§ **Task brief**: Extract the complete data exactly as given.

··· Data shown ···

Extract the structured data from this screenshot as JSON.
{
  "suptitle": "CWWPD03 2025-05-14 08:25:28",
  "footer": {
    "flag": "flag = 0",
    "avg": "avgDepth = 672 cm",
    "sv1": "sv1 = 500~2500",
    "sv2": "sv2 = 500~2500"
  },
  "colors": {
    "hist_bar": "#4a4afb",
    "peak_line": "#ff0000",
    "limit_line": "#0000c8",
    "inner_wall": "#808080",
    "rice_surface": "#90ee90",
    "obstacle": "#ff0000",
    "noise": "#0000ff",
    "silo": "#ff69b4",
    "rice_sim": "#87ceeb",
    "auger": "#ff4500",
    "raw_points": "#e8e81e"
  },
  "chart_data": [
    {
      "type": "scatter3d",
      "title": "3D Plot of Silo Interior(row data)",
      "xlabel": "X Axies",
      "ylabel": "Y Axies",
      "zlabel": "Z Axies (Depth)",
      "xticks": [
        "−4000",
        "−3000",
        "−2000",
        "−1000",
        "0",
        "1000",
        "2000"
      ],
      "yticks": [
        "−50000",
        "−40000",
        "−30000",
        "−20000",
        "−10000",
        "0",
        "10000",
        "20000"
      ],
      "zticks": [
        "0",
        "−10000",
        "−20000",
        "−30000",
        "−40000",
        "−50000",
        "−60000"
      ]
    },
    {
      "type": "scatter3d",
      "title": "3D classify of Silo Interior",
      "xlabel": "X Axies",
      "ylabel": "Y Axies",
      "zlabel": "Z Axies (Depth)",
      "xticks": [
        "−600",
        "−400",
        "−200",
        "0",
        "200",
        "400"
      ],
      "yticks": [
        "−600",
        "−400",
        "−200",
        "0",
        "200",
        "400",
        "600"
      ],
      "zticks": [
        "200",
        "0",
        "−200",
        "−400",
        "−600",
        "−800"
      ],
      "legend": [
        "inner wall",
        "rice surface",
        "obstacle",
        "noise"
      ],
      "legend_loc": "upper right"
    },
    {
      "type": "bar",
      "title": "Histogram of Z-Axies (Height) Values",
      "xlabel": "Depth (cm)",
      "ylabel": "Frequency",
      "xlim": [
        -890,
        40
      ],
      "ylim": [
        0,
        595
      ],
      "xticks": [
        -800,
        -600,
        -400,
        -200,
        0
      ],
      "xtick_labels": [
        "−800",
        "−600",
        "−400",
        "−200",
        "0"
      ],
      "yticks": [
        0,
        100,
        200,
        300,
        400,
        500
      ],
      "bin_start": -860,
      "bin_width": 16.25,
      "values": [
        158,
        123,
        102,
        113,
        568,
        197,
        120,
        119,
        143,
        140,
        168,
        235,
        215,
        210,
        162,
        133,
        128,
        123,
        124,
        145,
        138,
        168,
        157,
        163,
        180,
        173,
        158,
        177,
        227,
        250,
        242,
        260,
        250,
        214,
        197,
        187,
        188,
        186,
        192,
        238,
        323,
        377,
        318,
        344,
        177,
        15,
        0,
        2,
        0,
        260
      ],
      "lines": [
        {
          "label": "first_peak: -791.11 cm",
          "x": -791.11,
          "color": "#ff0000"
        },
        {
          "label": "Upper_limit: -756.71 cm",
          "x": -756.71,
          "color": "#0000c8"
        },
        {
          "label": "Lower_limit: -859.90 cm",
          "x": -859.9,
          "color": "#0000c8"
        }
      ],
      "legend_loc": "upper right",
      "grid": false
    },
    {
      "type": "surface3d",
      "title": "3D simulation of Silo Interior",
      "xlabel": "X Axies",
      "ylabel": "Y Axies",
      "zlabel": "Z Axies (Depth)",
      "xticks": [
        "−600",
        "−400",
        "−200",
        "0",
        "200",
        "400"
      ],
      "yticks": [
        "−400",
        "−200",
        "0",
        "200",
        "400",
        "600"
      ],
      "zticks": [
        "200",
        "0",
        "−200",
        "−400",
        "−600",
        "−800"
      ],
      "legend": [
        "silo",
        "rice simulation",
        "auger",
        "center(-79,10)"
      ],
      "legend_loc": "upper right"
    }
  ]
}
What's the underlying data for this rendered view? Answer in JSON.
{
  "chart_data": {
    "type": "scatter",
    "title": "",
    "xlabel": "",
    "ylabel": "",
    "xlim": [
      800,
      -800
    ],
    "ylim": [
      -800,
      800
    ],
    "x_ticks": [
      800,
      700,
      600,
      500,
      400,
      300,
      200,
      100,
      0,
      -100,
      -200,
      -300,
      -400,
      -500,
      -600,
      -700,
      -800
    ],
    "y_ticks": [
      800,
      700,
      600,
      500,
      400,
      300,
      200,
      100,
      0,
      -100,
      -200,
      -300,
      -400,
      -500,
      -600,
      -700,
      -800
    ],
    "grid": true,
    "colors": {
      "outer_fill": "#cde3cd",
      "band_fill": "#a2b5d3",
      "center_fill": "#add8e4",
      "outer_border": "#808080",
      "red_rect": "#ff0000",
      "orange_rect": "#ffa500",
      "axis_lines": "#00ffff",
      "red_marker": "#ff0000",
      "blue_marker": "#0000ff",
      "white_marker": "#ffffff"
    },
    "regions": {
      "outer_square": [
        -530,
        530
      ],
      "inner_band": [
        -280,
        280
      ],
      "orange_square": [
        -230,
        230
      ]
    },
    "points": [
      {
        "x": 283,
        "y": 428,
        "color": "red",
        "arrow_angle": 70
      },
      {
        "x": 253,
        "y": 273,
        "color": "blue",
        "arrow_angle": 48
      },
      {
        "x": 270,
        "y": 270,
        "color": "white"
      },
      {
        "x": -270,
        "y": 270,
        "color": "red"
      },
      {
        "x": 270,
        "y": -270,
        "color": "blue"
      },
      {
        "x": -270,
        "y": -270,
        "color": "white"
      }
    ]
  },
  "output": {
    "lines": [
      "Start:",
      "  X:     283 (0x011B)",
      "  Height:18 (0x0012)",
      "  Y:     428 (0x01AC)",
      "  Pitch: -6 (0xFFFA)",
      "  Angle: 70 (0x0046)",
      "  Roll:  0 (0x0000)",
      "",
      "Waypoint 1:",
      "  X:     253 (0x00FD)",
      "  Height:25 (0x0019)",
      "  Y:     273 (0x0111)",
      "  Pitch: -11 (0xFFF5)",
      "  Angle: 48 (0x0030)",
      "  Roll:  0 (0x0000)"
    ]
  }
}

···

§ **Solution**:
Extract the structured data from this screenshot as JSON.
{
  "suptitle": "CWWPD03 2025-05-14 08:25:28",
  "footer": {
    "flag": "flag = 0",
    "avg": "avgDepth = 672 cm",
    "sv1": "sv1 = 500~2500",
    "sv2": "sv2 = 500~2500"
  },
  "colors": {
    "hist_bar": "#4a4afb",
    "peak_line": "#ff0000",
    "limit_line": "#0000c8",
    "inner_wall": "#808080",
    "rice_surface": "#90ee90",
    "obstacle": "#ff0000",
    "noise": "#0000ff",
    "silo": "#ff69b4",
    "rice_sim": "#87ceeb",
    "auger": "#ff4500",
    "raw_points": "#e8e81e"
  },
  "chart_data": [
    {
      "type": "scatter3d",
      "title": "3D Plot of Silo Interior(row data)",
      "xlabel": "X Axies",
      "ylabel": "Y Axies",
      "zlabel": "Z Axies (Depth)",
      "xticks": [
        "−4000",
        "−3000",
        "−2000",
        "−1000",
        "0",
        "1000",
        "2000"
      ],
      "yticks": [
        "−50000",
        "−40000",
        "−30000",
        "−20000",
        "−10000",
        "0",
        "10000",
        "20000"
      ],
      "zticks": [
        "0",
        "−10000",
        "−20000",
        "−30000",
        "−40000",
        "−50000",
        "−60000"
      ]
    },
    {
      "type": "scatter3d",
      "title": "3D classify of Silo Interior",
      "xlabel": "X Axies",
      "ylabel": "Y Axies",
      "zlabel": "Z Axies (Depth)",
      "xticks": [
        "−600",
        "−400",
        "−200",
        "0",
        "200",
        "400"
      ],
      "yticks": [
        "−600",
        "−400",
        "−200",
        "0",
        "200",
        "400",
        "600"
      ],
      "zticks": [
        "200",
        "0",
        "−200",
        "−400",
        "−600",
        "−800"
      ],
      "legend": [
        "inner wall",
        "rice surface",
        "obstacle",
        "noise"
      ],
      "legend_loc": "upper right"
    },
    {
      "type": "bar",
      "title": "Histogram of Z-Axies (Height) Values",
      "xlabel": "Depth (cm)",
      "ylabel": "Frequency",
      "xlim": [
        -890,
        40
      ],
      "ylim": [
        0,
        595
      ],
      "xticks": [
        -800,
        -600,
        -400,
        -200,
        0
      ],
      "xtick_labels": [
        "−800",
        "−600",
        "−400",
        "−200",
        "0"
      ],
      "yticks": [
        0,
        100,
        200,
        300,
        400,
        500
      ],
      "bin_start": -860,
      "bin_width": 16.25,
      "values": [
        158,
        123,
        102,
        113,
        568,
        197,
        120,
        119,
        143,
        140,
        168,
        235,
        215,
        210,
        162,
        133,
        128,
        123,
        124,
        145,
        138,
        168,
        157,
        163,
        180,
        173,
        158,
        177,
        227,
        250,
        242,
        260,
        250,
        214,
        197,
        187,
        188,
        186,
        192,
        238,
        323,
        377,
        318,
        344,
        177,
        15,
        0,
        2,
        0,
        260
      ],
      "lines": [
        {
          "label": "first_peak: -791.11 cm",
          "x": -791.11,
          "color": "#ff0000"
        },
        {
          "label": "Upper_limit: -756.71 cm",
          "x": -756.71,
          "color": "#0000c8"
        },
        {
          "label": "Lower_limit: -859.90 cm",
          "x": -859.9,
          "color": "#0000c8"
        }
      ],
      "legend_loc": "upper right",
      "grid": false
    },
    {
      "type": "surface3d",
      "title": "3D simulation of Silo Interior",
      "xlabel": "X Axies",
      "ylabel": "Y Axies",
      "zlabel": "Z Axies (Depth)",
      "xticks": [
        "−600",
        "−400",
        "−200",
        "0",
        "200",
        "400"
      ],
      "yticks": [
        "−400",
        "−200",
        "0",
        "200",
        "400",
        "600"
      ],
      "zticks": [
        "200",
        "0",
        "−200",
        "−400",
        "−600",
        "−800"
      ],
      "legend": [
        "silo",
        "rice simulation",
        "auger",
        "center(-79,10)"
      ],
      "legend_loc": "upper right"
    }
  ]
}
What's the underlying data for this rendered view? Answer in JSON.
{
  "chart_data": {
    "type": "scatter",
    "title": "",
    "xlabel": "",
    "ylabel": "",
    "xlim": [
      800,
      -800
    ],
    "ylim": [
      -800,
      800
    ],
    "x_ticks": [
      800,
      700,
      600,
      500,
      400,
      300,
      200,
      100,
      0,
      -100,
      -200,
      -300,
      -400,
      -500,
      -600,
      -700,
      -800
    ],
    "y_ticks": [
      800,
      700,
      600,
      500,
      400,
      300,
      200,
      100,
      0,
      -100,
      -200,
      -300,
      -400,
      -500,
      -600,
      -700,
      -800
    ],
    "grid": true,
    "colors": {
      "outer_fill": "#cde3cd",
      "band_fill": "#a2b5d3",
      "center_fill": "#add8e4",
      "outer_border": "#808080",
      "red_rect": "#ff0000",
      "orange_rect": "#ffa500",
      "axis_lines": "#00ffff",
      "red_marker": "#ff0000",
      "blue_marker": "#0000ff",
      "white_marker": "#ffffff"
    },
    "regions": {
      "outer_square": [
        -530,
        530
      ],
      "inner_band": [
        -280,
        280
      ],
      "orange_square": [
        -230,
        230
      ]
    },
    "points": [
      {
        "x": 283,
        "y": 428,
        "color": "red",
        "arrow_angle": 70
      },
      {
        "x": 253,
        "y": 273,
        "color": "blue",
        "arrow_angle": 48
      },
      {
        "x": 270,
        "y": 270,
        "color": "white"
      },
      {
        "x": -270,
        "y": 270,
        "color": "red"
      },
      {
        "x": 270,
        "y": -270,
        "color": "blue"
      },
      {
        "x": -270,
        "y": -270,
        "color": "white"
      }
    ]
  },
  "output": {
    "lines": [
      "Start:",
      "  X:     283 (0x011B)",
      "  Height:18 (0x0012)",
      "  Y:     428 (0x01AC)",
      "  Pitch: -6 (0xFFFA)",
      "  Angle: 70 (0x0046)",
      "  Roll:  0 (0x0000)",
      "",
      "Waypoint 1:",
      "  X:     253 (0x00FD)",
      "  Height:25 (0x0019)",
      "  Y:     273 (0x0111)",
      "  Pitch: -11 (0xFFF5)",
      "  Angle: 48 (0x0030)",
      "  Roll:  0 (0x0000)"
    ]
  }
}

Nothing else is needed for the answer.